** begin MATERIAL PROVIDED **

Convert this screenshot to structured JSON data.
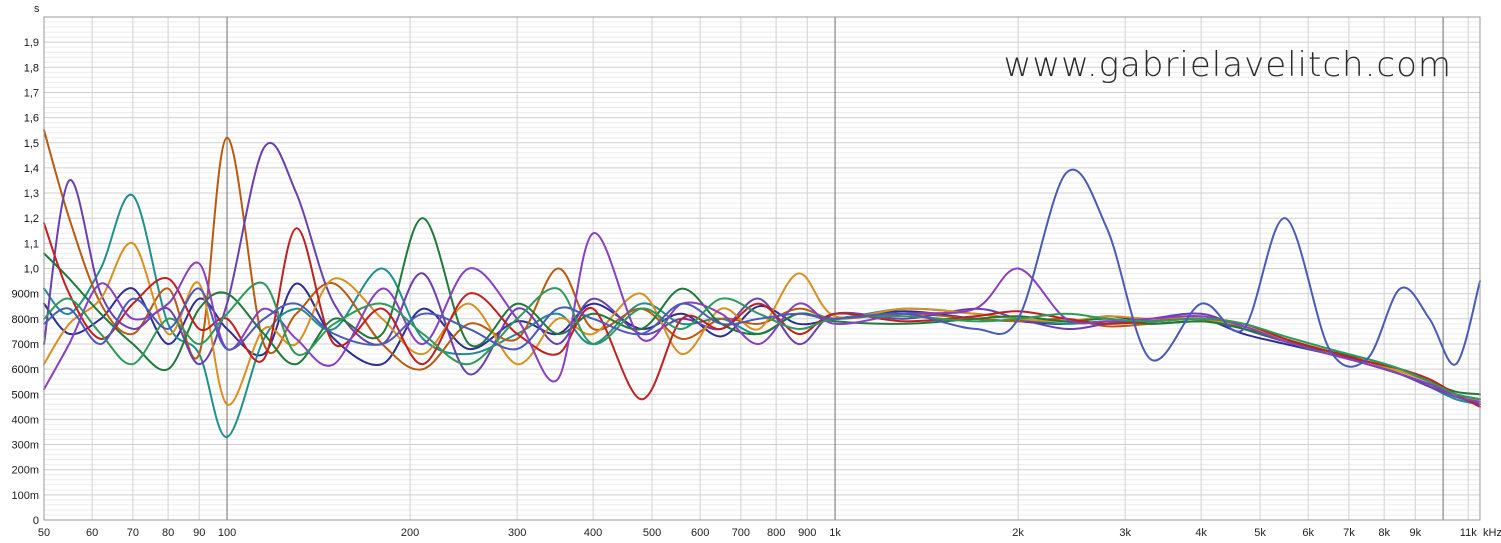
{
  "watermark": "www.gabrielavelitch.com",
  "chart_data": {
    "type": "line",
    "title": "",
    "xlabel": "",
    "ylabel": "",
    "x_scale": "log",
    "x_range": [
      50,
      11500
    ],
    "y_range": [
      0,
      2.0
    ],
    "y_unit_label": "s",
    "x_unit_label": "kHz",
    "grid": true,
    "legend": "none",
    "x_ticks": [
      {
        "value": 50,
        "label": "50"
      },
      {
        "value": 60,
        "label": "60"
      },
      {
        "value": 70,
        "label": "70"
      },
      {
        "value": 80,
        "label": "80"
      },
      {
        "value": 90,
        "label": "90"
      },
      {
        "value": 100,
        "label": "100"
      },
      {
        "value": 200,
        "label": "200"
      },
      {
        "value": 300,
        "label": "300"
      },
      {
        "value": 400,
        "label": "400"
      },
      {
        "value": 500,
        "label": "500"
      },
      {
        "value": 600,
        "label": "600"
      },
      {
        "value": 700,
        "label": "700"
      },
      {
        "value": 800,
        "label": "800"
      },
      {
        "value": 900,
        "label": "900"
      },
      {
        "value": 1000,
        "label": "1k"
      },
      {
        "value": 2000,
        "label": "2k"
      },
      {
        "value": 3000,
        "label": "3k"
      },
      {
        "value": 4000,
        "label": "4k"
      },
      {
        "value": 5000,
        "label": "5k"
      },
      {
        "value": 6000,
        "label": "6k"
      },
      {
        "value": 7000,
        "label": "7k"
      },
      {
        "value": 8000,
        "label": "8k"
      },
      {
        "value": 9000,
        "label": "9k"
      },
      {
        "value": 11000,
        "label": "11k"
      }
    ],
    "y_ticks": [
      {
        "value": 0,
        "label": "0",
        "major": true
      },
      {
        "value": 0.1,
        "label": "100m",
        "major": false
      },
      {
        "value": 0.2,
        "label": "200m",
        "major": false
      },
      {
        "value": 0.3,
        "label": "300m",
        "major": false
      },
      {
        "value": 0.4,
        "label": "400m",
        "major": false
      },
      {
        "value": 0.5,
        "label": "500m",
        "major": true
      },
      {
        "value": 0.6,
        "label": "600m",
        "major": true
      },
      {
        "value": 0.7,
        "label": "700m",
        "major": true
      },
      {
        "value": 0.8,
        "label": "800m",
        "major": true
      },
      {
        "value": 0.9,
        "label": "900m",
        "major": true
      },
      {
        "value": 1.0,
        "label": "1,0",
        "major": true
      },
      {
        "value": 1.1,
        "label": "1,1",
        "major": false
      },
      {
        "value": 1.2,
        "label": "1,2",
        "major": true
      },
      {
        "value": 1.3,
        "label": "1,3",
        "major": false
      },
      {
        "value": 1.4,
        "label": "1,4",
        "major": true
      },
      {
        "value": 1.5,
        "label": "1,5",
        "major": true
      },
      {
        "value": 1.6,
        "label": "1,6",
        "major": true
      },
      {
        "value": 1.7,
        "label": "1,7",
        "major": false
      },
      {
        "value": 1.8,
        "label": "1,8",
        "major": true
      },
      {
        "value": 1.9,
        "label": "1,9",
        "major": false
      }
    ],
    "series_anchor_x": [
      50,
      55,
      62,
      70,
      80,
      90,
      100,
      115,
      130,
      150,
      180,
      210,
      250,
      300,
      350,
      400,
      480,
      560,
      650,
      750,
      870,
      1000,
      1300,
      1700,
      2000,
      2400,
      2800,
      3300,
      4000,
      4700,
      5500,
      6500,
      7500,
      8500,
      9500,
      10500,
      11500
    ],
    "series": [
      {
        "color": "#2d2d96",
        "values": [
          0.86,
          0.74,
          0.8,
          0.92,
          0.7,
          0.88,
          0.76,
          0.66,
          0.94,
          0.72,
          0.62,
          0.84,
          0.68,
          0.79,
          0.74,
          0.86,
          0.76,
          0.82,
          0.73,
          0.85,
          0.78,
          0.8,
          0.83,
          0.8,
          0.79,
          0.78,
          0.81,
          0.79,
          0.8,
          0.74,
          0.7,
          0.66,
          0.62,
          0.58,
          0.54,
          0.5,
          0.48
        ]
      },
      {
        "color": "#1e8f8f",
        "values": [
          0.92,
          0.82,
          1.0,
          1.29,
          0.78,
          0.66,
          0.33,
          0.72,
          0.84,
          0.76,
          1.0,
          0.72,
          0.66,
          0.74,
          0.82,
          0.7,
          0.86,
          0.78,
          0.8,
          0.74,
          0.82,
          0.8,
          0.84,
          0.82,
          0.8,
          0.78,
          0.79,
          0.78,
          0.79,
          0.77,
          0.71,
          0.66,
          0.63,
          0.58,
          0.53,
          0.48,
          0.46
        ]
      },
      {
        "color": "#b85a10",
        "values": [
          1.55,
          1.2,
          0.86,
          0.74,
          0.92,
          0.66,
          1.52,
          0.7,
          0.82,
          0.94,
          0.7,
          0.6,
          0.78,
          0.72,
          1.0,
          0.76,
          0.84,
          0.72,
          0.8,
          0.78,
          0.84,
          0.8,
          0.82,
          0.8,
          0.79,
          0.8,
          0.77,
          0.78,
          0.79,
          0.78,
          0.72,
          0.67,
          0.63,
          0.6,
          0.55,
          0.5,
          0.46
        ]
      },
      {
        "color": "#6a3fb0",
        "values": [
          0.7,
          1.35,
          0.9,
          0.76,
          0.84,
          0.62,
          0.86,
          1.48,
          1.3,
          0.86,
          0.7,
          0.98,
          0.58,
          0.84,
          0.7,
          0.88,
          0.74,
          0.8,
          0.76,
          0.88,
          0.7,
          0.82,
          0.8,
          0.84,
          0.8,
          0.76,
          0.78,
          0.8,
          0.82,
          0.76,
          0.71,
          0.67,
          0.62,
          0.58,
          0.53,
          0.49,
          0.46
        ]
      },
      {
        "color": "#d89020",
        "values": [
          0.62,
          0.78,
          0.88,
          1.1,
          0.74,
          0.94,
          0.46,
          0.76,
          0.7,
          0.96,
          0.8,
          0.66,
          0.86,
          0.62,
          0.8,
          0.74,
          0.9,
          0.66,
          0.84,
          0.76,
          0.98,
          0.81,
          0.84,
          0.82,
          0.8,
          0.79,
          0.81,
          0.8,
          0.8,
          0.77,
          0.72,
          0.67,
          0.63,
          0.59,
          0.55,
          0.5,
          0.47
        ]
      },
      {
        "color": "#1f7a3a",
        "values": [
          1.06,
          0.96,
          0.82,
          0.7,
          0.6,
          0.84,
          0.9,
          0.74,
          0.62,
          0.8,
          0.74,
          1.2,
          0.7,
          0.86,
          0.74,
          0.82,
          0.76,
          0.92,
          0.78,
          0.74,
          0.82,
          0.79,
          0.78,
          0.8,
          0.81,
          0.79,
          0.8,
          0.78,
          0.79,
          0.76,
          0.71,
          0.67,
          0.64,
          0.6,
          0.55,
          0.51,
          0.5
        ]
      },
      {
        "color": "#c02020",
        "values": [
          1.18,
          0.9,
          0.72,
          0.86,
          0.96,
          0.76,
          0.8,
          0.64,
          1.16,
          0.7,
          0.84,
          0.62,
          0.9,
          0.74,
          0.66,
          0.84,
          0.48,
          0.8,
          0.76,
          0.86,
          0.74,
          0.82,
          0.79,
          0.81,
          0.83,
          0.8,
          0.78,
          0.79,
          0.8,
          0.78,
          0.72,
          0.67,
          0.63,
          0.6,
          0.56,
          0.5,
          0.45
        ]
      },
      {
        "color": "#8a3fc0",
        "values": [
          0.52,
          0.7,
          0.94,
          0.8,
          0.86,
          1.02,
          0.68,
          0.84,
          0.72,
          0.62,
          0.92,
          0.7,
          1.0,
          0.8,
          0.56,
          1.14,
          0.72,
          0.86,
          0.82,
          0.7,
          0.86,
          0.78,
          0.82,
          0.84,
          1.0,
          0.8,
          0.79,
          0.8,
          0.81,
          0.77,
          0.71,
          0.66,
          0.62,
          0.58,
          0.54,
          0.49,
          0.47
        ]
      },
      {
        "color": "#2e9a5a",
        "values": [
          0.8,
          0.88,
          0.74,
          0.62,
          0.8,
          0.7,
          0.82,
          0.94,
          0.66,
          0.78,
          0.86,
          0.74,
          0.62,
          0.8,
          0.92,
          0.7,
          0.84,
          0.76,
          0.88,
          0.82,
          0.76,
          0.8,
          0.81,
          0.79,
          0.8,
          0.82,
          0.8,
          0.79,
          0.8,
          0.78,
          0.73,
          0.68,
          0.64,
          0.6,
          0.55,
          0.5,
          0.48
        ]
      },
      {
        "color": "#4a5ab8",
        "values": [
          0.78,
          0.84,
          0.7,
          0.88,
          0.76,
          0.92,
          0.68,
          0.8,
          0.86,
          0.74,
          0.7,
          0.82,
          0.76,
          0.68,
          0.84,
          0.8,
          0.74,
          0.86,
          0.78,
          0.8,
          0.82,
          0.8,
          0.82,
          0.76,
          0.8,
          1.38,
          1.16,
          0.64,
          0.86,
          0.76,
          1.2,
          0.68,
          0.64,
          0.92,
          0.8,
          0.62,
          0.95
        ]
      }
    ]
  }
}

** end MATERIAL PROVIDED **

» REQUIREMENT: Copy out all lines where the word "color" appears.

» EXERCISE RESULT:
        "color": "#2d2d96",
        "color": "#1e8f8f",
        "color": "#b85a10",
        "color": "#6a3fb0",
        "color": "#d89020",
        "color": "#1f7a3a",
        "color": "#c02020",
        "color": "#8a3fc0",
        "color": "#2e9a5a",
        "color": "#4a5ab8",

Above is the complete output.